### Data extract

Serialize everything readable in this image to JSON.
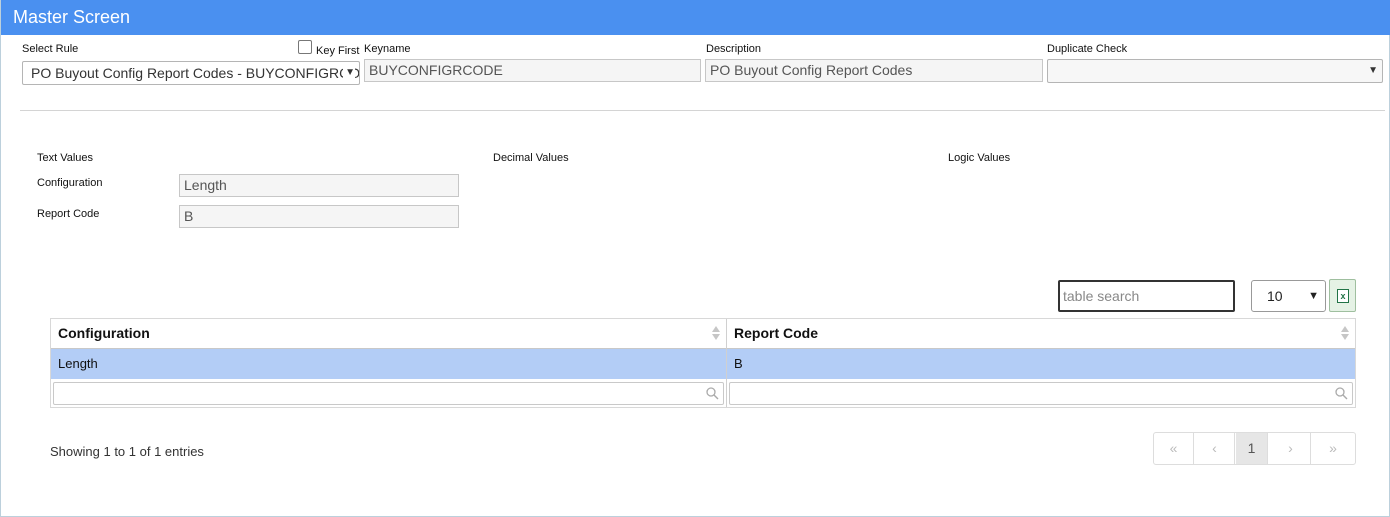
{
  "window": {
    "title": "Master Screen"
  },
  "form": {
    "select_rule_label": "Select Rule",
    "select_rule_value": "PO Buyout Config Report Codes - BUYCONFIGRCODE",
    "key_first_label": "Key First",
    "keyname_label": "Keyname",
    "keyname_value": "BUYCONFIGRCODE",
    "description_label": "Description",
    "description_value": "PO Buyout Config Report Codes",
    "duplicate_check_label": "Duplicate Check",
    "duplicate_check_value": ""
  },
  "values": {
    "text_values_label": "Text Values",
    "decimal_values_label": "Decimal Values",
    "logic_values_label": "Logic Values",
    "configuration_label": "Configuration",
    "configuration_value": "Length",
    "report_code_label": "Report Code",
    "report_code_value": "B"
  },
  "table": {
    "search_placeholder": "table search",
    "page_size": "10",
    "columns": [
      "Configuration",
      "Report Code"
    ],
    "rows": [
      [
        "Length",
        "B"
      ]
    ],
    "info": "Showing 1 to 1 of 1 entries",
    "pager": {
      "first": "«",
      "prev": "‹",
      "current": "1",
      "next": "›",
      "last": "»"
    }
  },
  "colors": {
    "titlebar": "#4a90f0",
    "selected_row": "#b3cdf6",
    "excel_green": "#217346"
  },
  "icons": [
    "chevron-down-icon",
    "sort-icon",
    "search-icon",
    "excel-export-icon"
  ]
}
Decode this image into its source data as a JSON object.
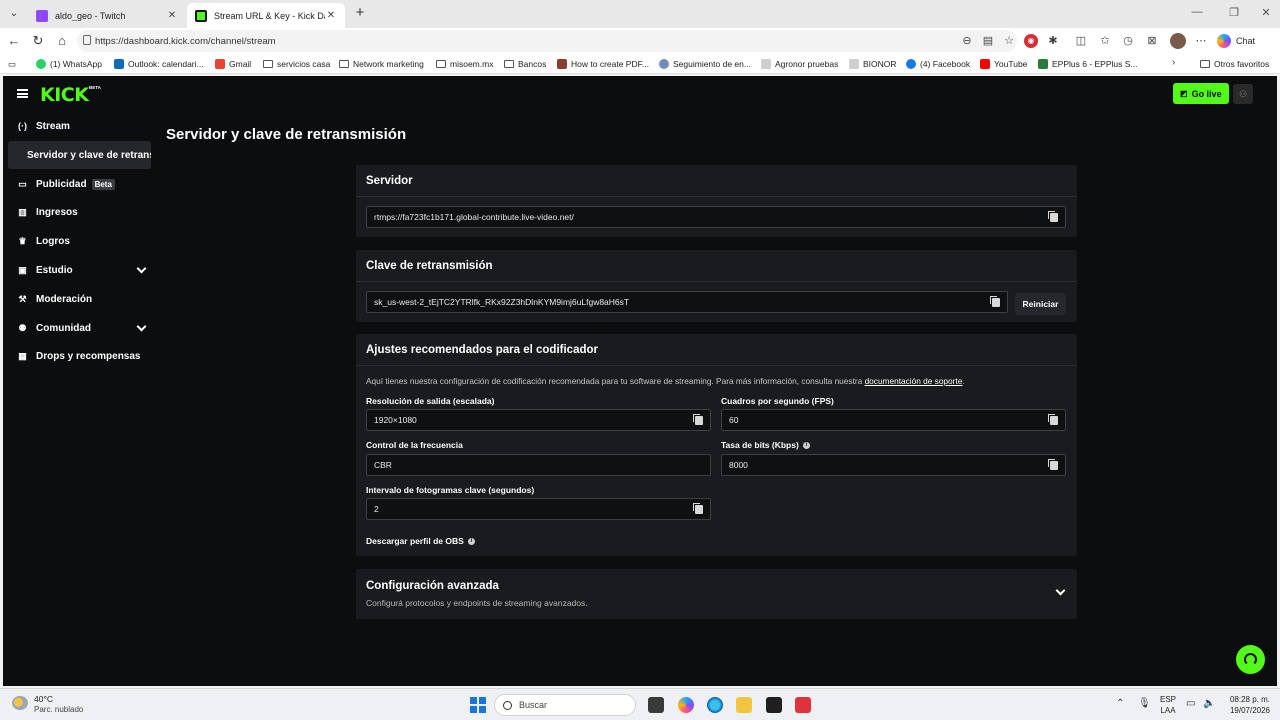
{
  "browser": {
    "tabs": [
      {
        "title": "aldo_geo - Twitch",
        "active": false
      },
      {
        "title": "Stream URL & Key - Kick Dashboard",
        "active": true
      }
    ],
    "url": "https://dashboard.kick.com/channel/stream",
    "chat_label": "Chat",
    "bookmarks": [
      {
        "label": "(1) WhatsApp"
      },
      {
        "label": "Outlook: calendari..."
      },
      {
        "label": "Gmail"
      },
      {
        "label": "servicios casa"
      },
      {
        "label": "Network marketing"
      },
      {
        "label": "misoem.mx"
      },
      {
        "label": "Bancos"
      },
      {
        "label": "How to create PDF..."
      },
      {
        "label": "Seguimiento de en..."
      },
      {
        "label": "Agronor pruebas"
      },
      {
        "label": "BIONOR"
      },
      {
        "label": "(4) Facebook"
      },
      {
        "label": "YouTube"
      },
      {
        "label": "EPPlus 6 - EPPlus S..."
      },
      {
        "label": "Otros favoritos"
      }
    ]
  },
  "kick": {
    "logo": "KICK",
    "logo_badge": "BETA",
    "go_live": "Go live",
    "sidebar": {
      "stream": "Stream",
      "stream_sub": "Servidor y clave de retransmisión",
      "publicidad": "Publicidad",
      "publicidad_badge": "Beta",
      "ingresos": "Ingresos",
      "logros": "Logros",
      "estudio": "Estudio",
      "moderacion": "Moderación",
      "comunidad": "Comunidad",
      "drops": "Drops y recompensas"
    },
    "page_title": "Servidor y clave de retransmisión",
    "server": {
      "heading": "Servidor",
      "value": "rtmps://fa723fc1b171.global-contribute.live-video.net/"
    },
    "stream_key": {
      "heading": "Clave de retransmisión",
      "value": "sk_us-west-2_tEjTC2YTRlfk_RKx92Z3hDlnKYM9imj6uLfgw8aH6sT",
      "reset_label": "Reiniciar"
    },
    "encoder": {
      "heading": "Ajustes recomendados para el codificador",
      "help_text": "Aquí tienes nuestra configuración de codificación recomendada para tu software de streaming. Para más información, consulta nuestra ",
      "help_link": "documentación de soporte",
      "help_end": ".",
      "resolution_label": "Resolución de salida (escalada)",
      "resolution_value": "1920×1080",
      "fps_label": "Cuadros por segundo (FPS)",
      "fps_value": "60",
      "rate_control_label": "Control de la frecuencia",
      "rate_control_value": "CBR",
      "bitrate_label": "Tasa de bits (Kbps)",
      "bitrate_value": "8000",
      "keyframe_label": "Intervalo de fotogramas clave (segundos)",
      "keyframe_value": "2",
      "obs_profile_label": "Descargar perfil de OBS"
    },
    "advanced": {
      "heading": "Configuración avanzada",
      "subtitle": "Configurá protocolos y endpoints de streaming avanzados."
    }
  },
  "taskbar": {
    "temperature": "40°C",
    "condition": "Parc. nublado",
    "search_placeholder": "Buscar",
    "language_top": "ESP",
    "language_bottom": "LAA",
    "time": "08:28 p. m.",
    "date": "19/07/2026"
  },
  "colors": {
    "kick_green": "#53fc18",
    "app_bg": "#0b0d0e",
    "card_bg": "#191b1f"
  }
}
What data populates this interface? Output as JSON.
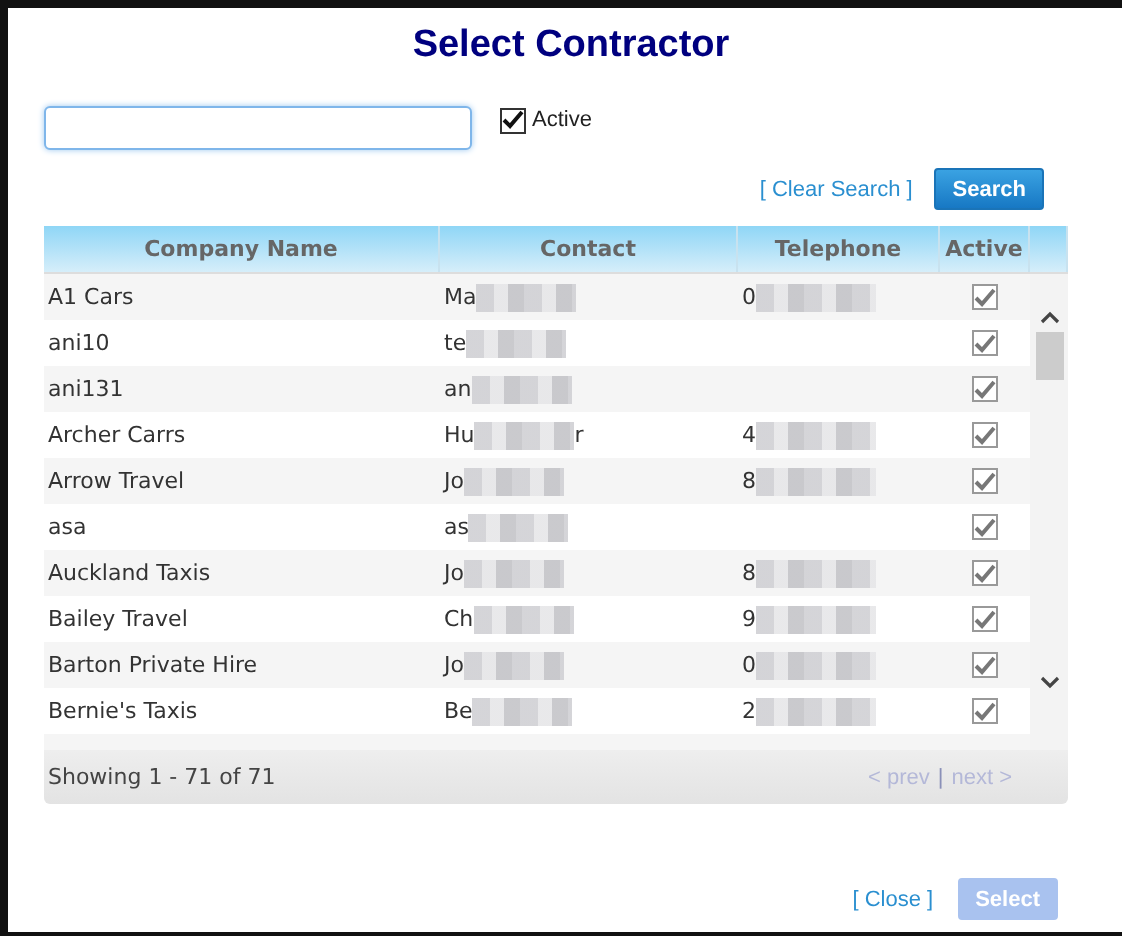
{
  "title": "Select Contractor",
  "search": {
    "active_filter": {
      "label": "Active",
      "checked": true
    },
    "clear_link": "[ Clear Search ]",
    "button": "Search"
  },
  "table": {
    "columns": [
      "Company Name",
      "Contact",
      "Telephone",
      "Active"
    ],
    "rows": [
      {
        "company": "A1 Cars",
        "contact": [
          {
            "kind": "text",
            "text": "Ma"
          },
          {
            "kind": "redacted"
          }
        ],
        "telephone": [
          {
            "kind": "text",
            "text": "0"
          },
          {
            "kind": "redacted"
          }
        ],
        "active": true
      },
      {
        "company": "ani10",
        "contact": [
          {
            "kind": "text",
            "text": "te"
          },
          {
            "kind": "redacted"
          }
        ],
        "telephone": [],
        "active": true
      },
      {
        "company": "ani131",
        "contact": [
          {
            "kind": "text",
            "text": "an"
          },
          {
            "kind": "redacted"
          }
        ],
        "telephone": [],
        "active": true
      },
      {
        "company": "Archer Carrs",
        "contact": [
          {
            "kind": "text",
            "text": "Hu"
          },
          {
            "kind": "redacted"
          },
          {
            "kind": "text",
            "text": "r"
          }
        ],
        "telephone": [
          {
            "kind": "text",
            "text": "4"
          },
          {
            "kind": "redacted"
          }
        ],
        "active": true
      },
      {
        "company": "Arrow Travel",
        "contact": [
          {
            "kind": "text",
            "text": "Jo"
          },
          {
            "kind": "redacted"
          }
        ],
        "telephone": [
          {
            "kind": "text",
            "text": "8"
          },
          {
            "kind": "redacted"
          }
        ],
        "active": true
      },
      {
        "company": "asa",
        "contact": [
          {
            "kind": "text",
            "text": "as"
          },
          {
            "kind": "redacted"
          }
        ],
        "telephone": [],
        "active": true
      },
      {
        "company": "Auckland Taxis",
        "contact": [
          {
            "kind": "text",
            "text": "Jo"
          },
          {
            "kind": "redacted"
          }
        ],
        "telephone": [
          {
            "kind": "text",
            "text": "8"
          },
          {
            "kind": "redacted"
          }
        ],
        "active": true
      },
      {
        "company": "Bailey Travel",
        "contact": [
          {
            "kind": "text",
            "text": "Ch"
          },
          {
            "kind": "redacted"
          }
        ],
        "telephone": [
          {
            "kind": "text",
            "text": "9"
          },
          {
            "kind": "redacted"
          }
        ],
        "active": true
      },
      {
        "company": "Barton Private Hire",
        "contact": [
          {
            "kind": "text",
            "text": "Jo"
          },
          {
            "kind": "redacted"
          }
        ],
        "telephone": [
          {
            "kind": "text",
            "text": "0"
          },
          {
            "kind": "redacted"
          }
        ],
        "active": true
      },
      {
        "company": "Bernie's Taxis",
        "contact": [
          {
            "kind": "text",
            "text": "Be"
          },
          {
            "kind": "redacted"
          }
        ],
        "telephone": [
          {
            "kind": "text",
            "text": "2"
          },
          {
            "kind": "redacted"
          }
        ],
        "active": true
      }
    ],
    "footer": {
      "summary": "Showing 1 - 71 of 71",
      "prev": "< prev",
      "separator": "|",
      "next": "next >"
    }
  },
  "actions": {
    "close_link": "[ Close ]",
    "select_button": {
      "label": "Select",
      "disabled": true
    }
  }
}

######

- **Goal**: Every line above should be returned exactly; the pictures stay out.

- **Answer**:
Serialize everything readable in this image to JSON.
{
  "window": {
    "title": "Master Screen"
  },
  "form": {
    "select_rule_label": "Select Rule",
    "select_rule_value": "PO Buyout Config Report Codes - BUYCONFIGRCODE",
    "key_first_label": "Key First",
    "keyname_label": "Keyname",
    "keyname_value": "BUYCONFIGRCODE",
    "description_label": "Description",
    "description_value": "PO Buyout Config Report Codes",
    "duplicate_check_label": "Duplicate Check",
    "duplicate_check_value": ""
  },
  "values": {
    "text_values_label": "Text Values",
    "decimal_values_label": "Decimal Values",
    "logic_values_label": "Logic Values",
    "configuration_label": "Configuration",
    "configuration_value": "Length",
    "report_code_label": "Report Code",
    "report_code_value": "B"
  },
  "table": {
    "search_placeholder": "table search",
    "page_size": "10",
    "columns": [
      "Configuration",
      "Report Code"
    ],
    "rows": [
      [
        "Length",
        "B"
      ]
    ],
    "info": "Showing 1 to 1 of 1 entries",
    "pager": {
      "first": "«",
      "prev": "‹",
      "current": "1",
      "next": "›",
      "last": "»"
    }
  },
  "colors": {
    "titlebar": "#4a90f0",
    "selected_row": "#b3cdf6",
    "excel_green": "#217346"
  },
  "icons": [
    "chevron-down-icon",
    "sort-icon",
    "search-icon",
    "excel-export-icon"
  ]
}
Decode this image into its source data as a JSON object.
{
  "browser": {
    "tabs": [
      {
        "title": "aldo_geo - Twitch",
        "active": false
      },
      {
        "title": "Stream URL & Key - Kick Dashboard",
        "active": true
      }
    ],
    "url": "https://dashboard.kick.com/channel/stream",
    "chat_label": "Chat",
    "bookmarks": [
      {
        "label": "(1) WhatsApp"
      },
      {
        "label": "Outlook: calendari..."
      },
      {
        "label": "Gmail"
      },
      {
        "label": "servicios casa"
      },
      {
        "label": "Network marketing"
      },
      {
        "label": "misoem.mx"
      },
      {
        "label": "Bancos"
      },
      {
        "label": "How to create PDF..."
      },
      {
        "label": "Seguimiento de en..."
      },
      {
        "label": "Agronor pruebas"
      },
      {
        "label": "BIONOR"
      },
      {
        "label": "(4) Facebook"
      },
      {
        "label": "YouTube"
      },
      {
        "label": "EPPlus 6 - EPPlus S..."
      },
      {
        "label": "Otros favoritos"
      }
    ]
  },
  "kick": {
    "logo": "KICK",
    "logo_badge": "BETA",
    "go_live": "Go live",
    "sidebar": {
      "stream": "Stream",
      "stream_sub": "Servidor y clave de retransmisión",
      "publicidad": "Publicidad",
      "publicidad_badge": "Beta",
      "ingresos": "Ingresos",
      "logros": "Logros",
      "estudio": "Estudio",
      "moderacion": "Moderación",
      "comunidad": "Comunidad",
      "drops": "Drops y recompensas"
    },
    "page_title": "Servidor y clave de retransmisión",
    "server": {
      "heading": "Servidor",
      "value": "rtmps://fa723fc1b171.global-contribute.live-video.net/"
    },
    "stream_key": {
      "heading": "Clave de retransmisión",
      "value": "sk_us-west-2_tEjTC2YTRlfk_RKx92Z3hDlnKYM9imj6uLfgw8aH6sT",
      "reset_label": "Reiniciar"
    },
    "encoder": {
      "heading": "Ajustes recomendados para el codificador",
      "help_text": "Aquí tienes nuestra configuración de codificación recomendada para tu software de streaming. Para más información, consulta nuestra ",
      "help_link": "documentación de soporte",
      "help_end": ".",
      "resolution_label": "Resolución de salida (escalada)",
      "resolution_value": "1920×1080",
      "fps_label": "Cuadros por segundo (FPS)",
      "fps_value": "60",
      "rate_control_label": "Control de la frecuencia",
      "rate_control_value": "CBR",
      "bitrate_label": "Tasa de bits (Kbps)",
      "bitrate_value": "8000",
      "keyframe_label": "Intervalo de fotogramas clave (segundos)",
      "keyframe_value": "2",
      "obs_profile_label": "Descargar perfil de OBS"
    },
    "advanced": {
      "heading": "Configuración avanzada",
      "subtitle": "Configurá protocolos y endpoints de streaming avanzados."
    }
  },
  "taskbar": {
    "temperature": "40°C",
    "condition": "Parc. nublado",
    "search_placeholder": "Buscar",
    "language_top": "ESP",
    "language_bottom": "LAA",
    "time": "08:28 p. m.",
    "date": "19/07/2026"
  },
  "colors": {
    "kick_green": "#53fc18",
    "app_bg": "#0b0d0e",
    "card_bg": "#191b1f"
  }
}
What data populates this interface? Output as JSON.
{
  "title": "Select Contractor",
  "search": {
    "active_filter": {
      "label": "Active",
      "checked": true
    },
    "clear_link": "[ Clear Search ]",
    "button": "Search"
  },
  "table": {
    "columns": [
      "Company Name",
      "Contact",
      "Telephone",
      "Active"
    ],
    "rows": [
      {
        "company": "A1 Cars",
        "contact": [
          {
            "kind": "text",
            "text": "Ma"
          },
          {
            "kind": "redacted"
          }
        ],
        "telephone": [
          {
            "kind": "text",
            "text": "0"
          },
          {
            "kind": "redacted"
          }
        ],
        "active": true
      },
      {
        "company": "ani10",
        "contact": [
          {
            "kind": "text",
            "text": "te"
          },
          {
            "kind": "redacted"
          }
        ],
        "telephone": [],
        "active": true
      },
      {
        "company": "ani131",
        "contact": [
          {
            "kind": "text",
            "text": "an"
          },
          {
            "kind": "redacted"
          }
        ],
        "telephone": [],
        "active": true
      },
      {
        "company": "Archer Carrs",
        "contact": [
          {
            "kind": "text",
            "text": "Hu"
          },
          {
            "kind": "redacted"
          },
          {
            "kind": "text",
            "text": "r"
          }
        ],
        "telephone": [
          {
            "kind": "text",
            "text": "4"
          },
          {
            "kind": "redacted"
          }
        ],
        "active": true
      },
      {
        "company": "Arrow Travel",
        "contact": [
          {
            "kind": "text",
            "text": "Jo"
          },
          {
            "kind": "redacted"
          }
        ],
        "telephone": [
          {
            "kind": "text",
            "text": "8"
          },
          {
            "kind": "redacted"
          }
        ],
        "active": true
      },
      {
        "company": "asa",
        "contact": [
          {
            "kind": "text",
            "text": "as"
          },
          {
            "kind": "redacted"
          }
        ],
        "telephone": [],
        "active": true
      },
      {
        "company": "Auckland Taxis",
        "contact": [
          {
            "kind": "text",
            "text": "Jo"
          },
          {
            "kind": "redacted"
          }
        ],
        "telephone": [
          {
            "kind": "text",
            "text": "8"
          },
          {
            "kind": "redacted"
          }
        ],
        "active": true
      },
      {
        "company": "Bailey Travel",
        "contact": [
          {
            "kind": "text",
            "text": "Ch"
          },
          {
            "kind": "redacted"
          }
        ],
        "telephone": [
          {
            "kind": "text",
            "text": "9"
          },
          {
            "kind": "redacted"
          }
        ],
        "active": true
      },
      {
        "company": "Barton Private Hire",
        "contact": [
          {
            "kind": "text",
            "text": "Jo"
          },
          {
            "kind": "redacted"
          }
        ],
        "telephone": [
          {
            "kind": "text",
            "text": "0"
          },
          {
            "kind": "redacted"
          }
        ],
        "active": true
      },
      {
        "company": "Bernie's Taxis",
        "contact": [
          {
            "kind": "text",
            "text": "Be"
          },
          {
            "kind": "redacted"
          }
        ],
        "telephone": [
          {
            "kind": "text",
            "text": "2"
          },
          {
            "kind": "redacted"
          }
        ],
        "active": true
      }
    ],
    "footer": {
      "summary": "Showing 1 - 71 of 71",
      "prev": "< prev",
      "separator": "|",
      "next": "next >"
    }
  },
  "actions": {
    "close_link": "[ Close ]",
    "select_button": {
      "label": "Select",
      "disabled": true
    }
  }
}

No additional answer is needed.